* start RECORDS SUPPLIED *
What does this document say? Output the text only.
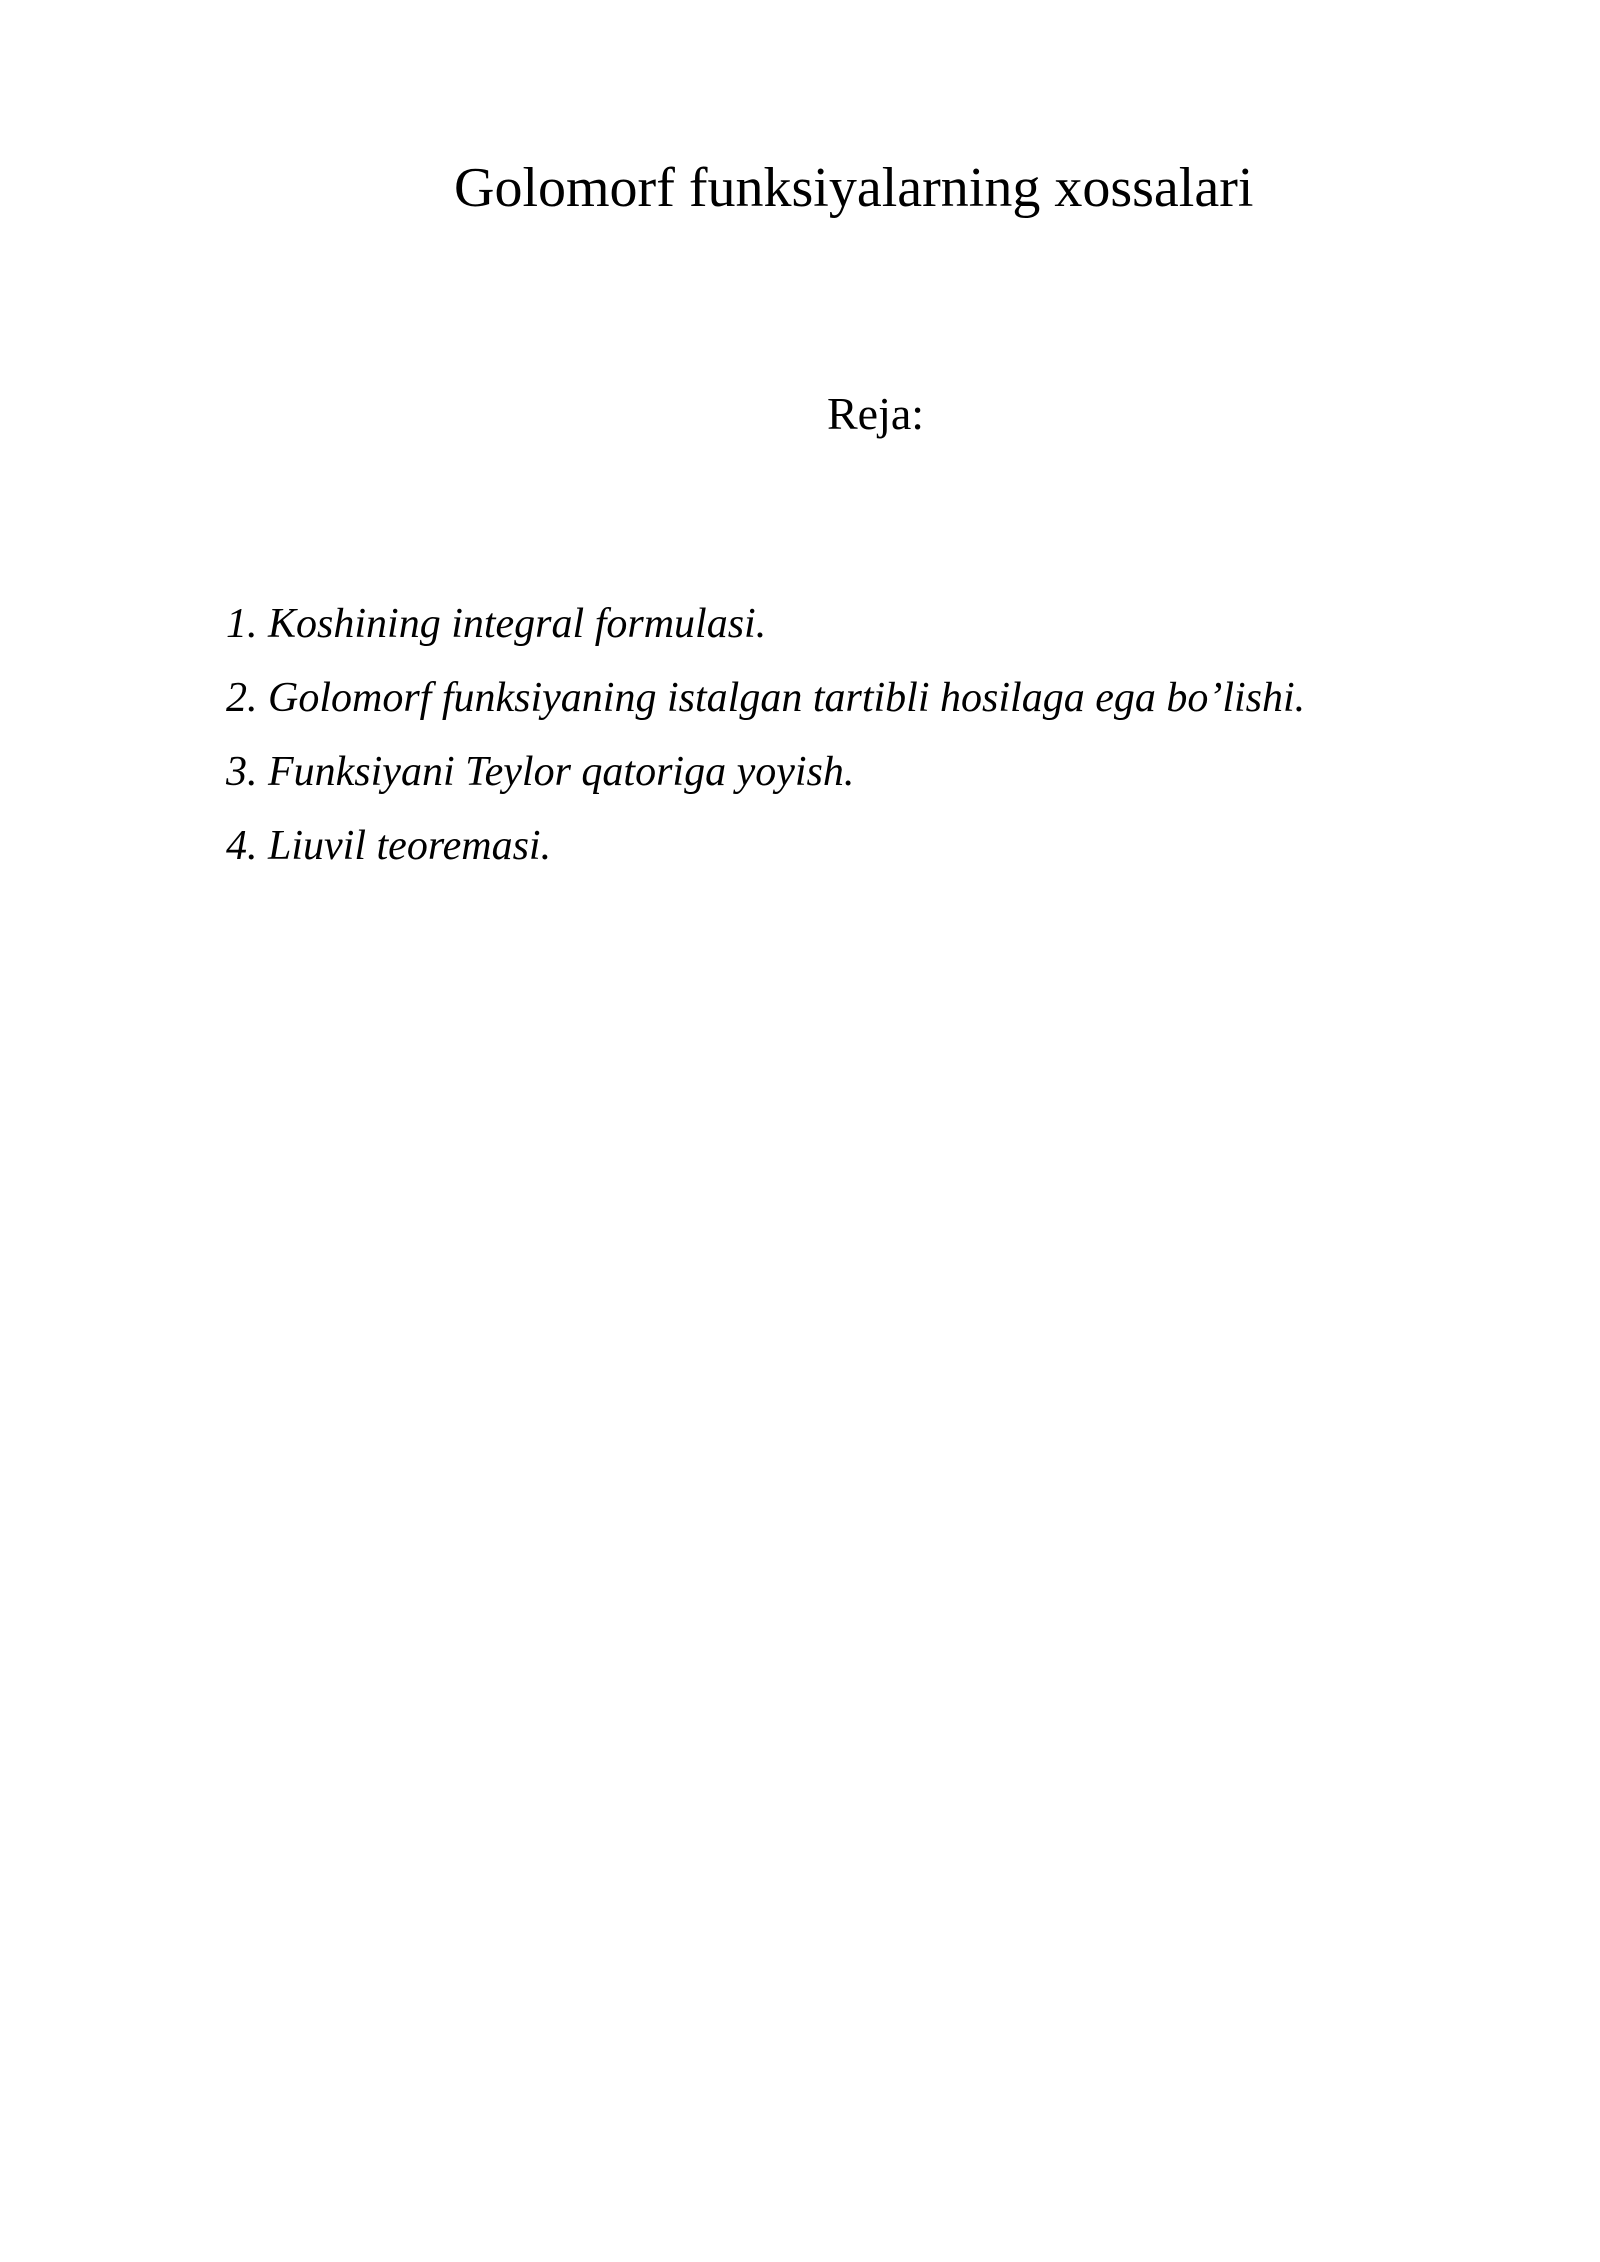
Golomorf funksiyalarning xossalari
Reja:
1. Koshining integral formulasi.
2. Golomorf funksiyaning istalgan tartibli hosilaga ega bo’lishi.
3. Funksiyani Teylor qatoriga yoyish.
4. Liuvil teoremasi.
* end RECORDS SUPPLIED *
= TASK INSTRUCTIONS =
Write out the listing above exactly as it stands, pictures excluded.

= FINISHED ANSWER =
What does this document say? Output the text only.
Golomorf funksiyalarning xossalari
Reja:
1. Koshining integral formulasi.
2. Golomorf funksiyaning istalgan tartibli hosilaga ega bo’lishi.
3. Funksiyani Teylor qatoriga yoyish.
4. Liuvil teoremasi.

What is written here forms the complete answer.